• _Objective_:
Print all of the lines exactly. Any picture among them stays out.

• _Exercise materials_:
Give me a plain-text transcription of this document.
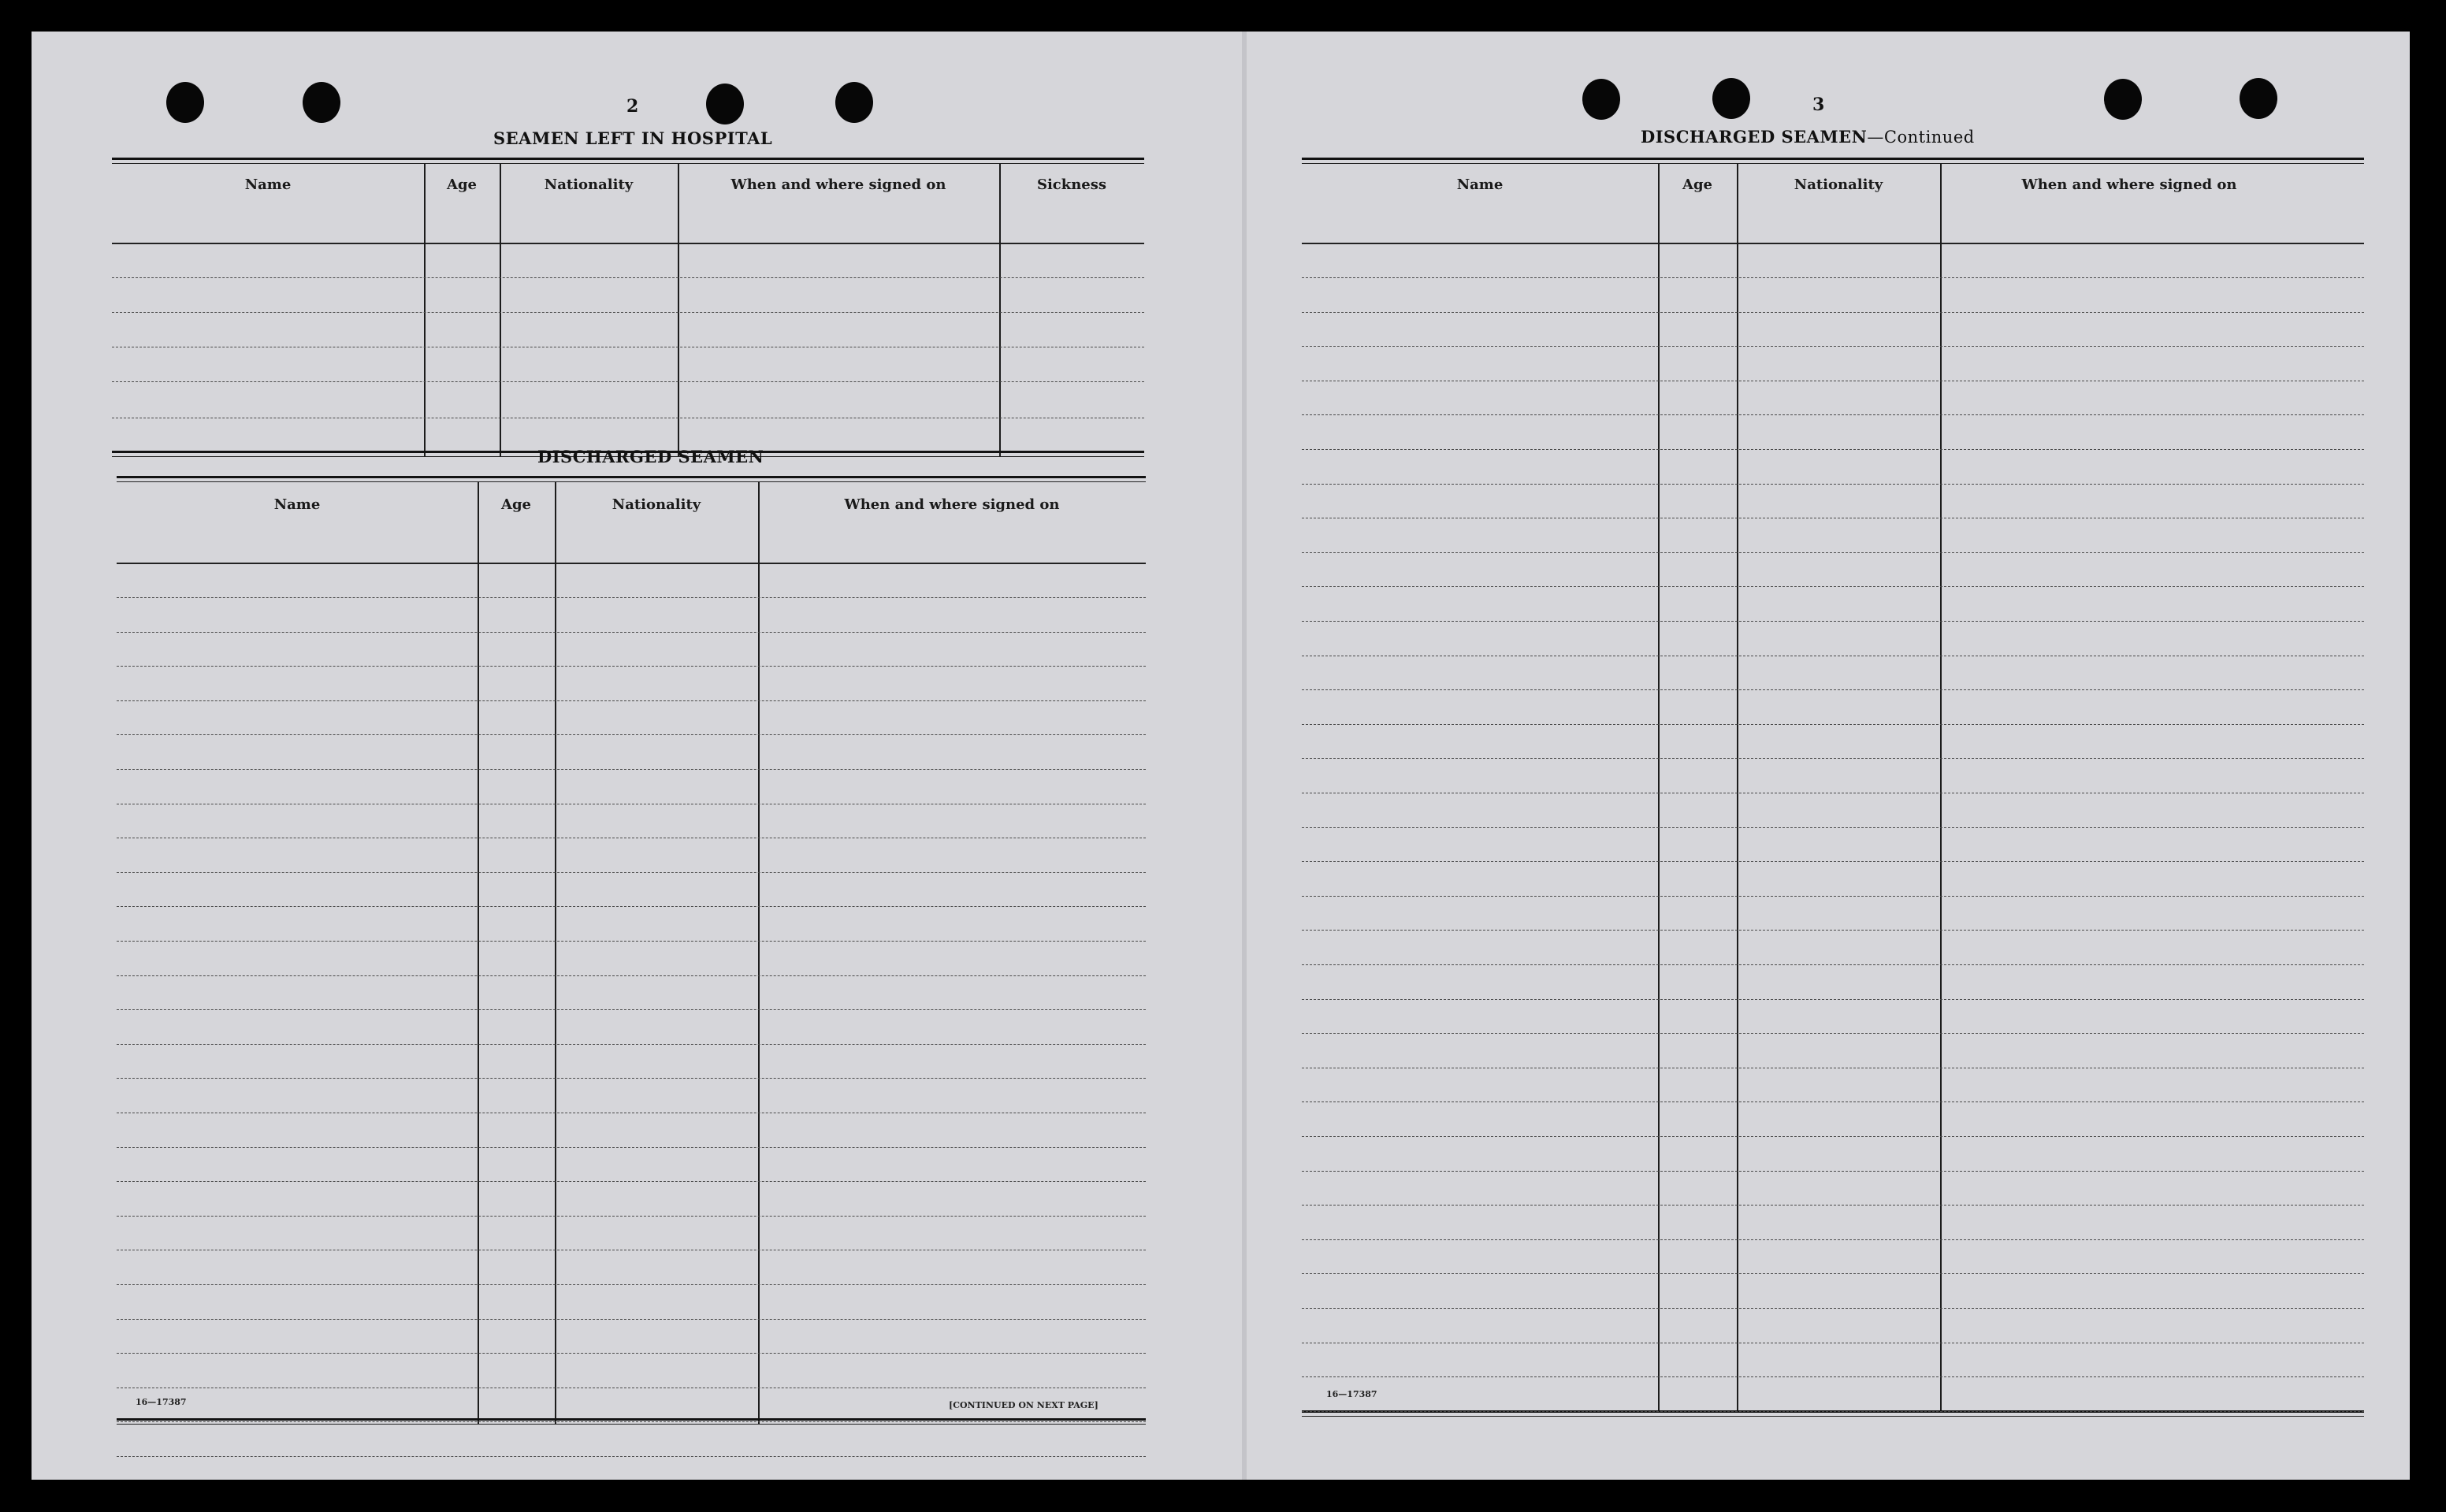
2
SEAMEN LEFT IN HOSPITAL
Name	Age	Nationality	When and where signed on	Sickness
DISCHARGED SEAMEN
Name	Age	Nationality	When and where signed on
16—17387	[CONTINUED ON NEXT PAGE]
3
DISCHARGED SEAMEN—Continued
Name	Age	Nationality	When and where signed on
16—17387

• _Written solution_:
Give me a plain-text transcription of this document.
2
SEAMEN LEFT IN HOSPITAL
Name	Age	Nationality	When and where signed on	Sickness
DISCHARGED SEAMEN
Name	Age	Nationality	When and where signed on
16—17387	[CONTINUED ON NEXT PAGE]
3
DISCHARGED SEAMEN—Continued
Name	Age	Nationality	When and where signed on
16—17387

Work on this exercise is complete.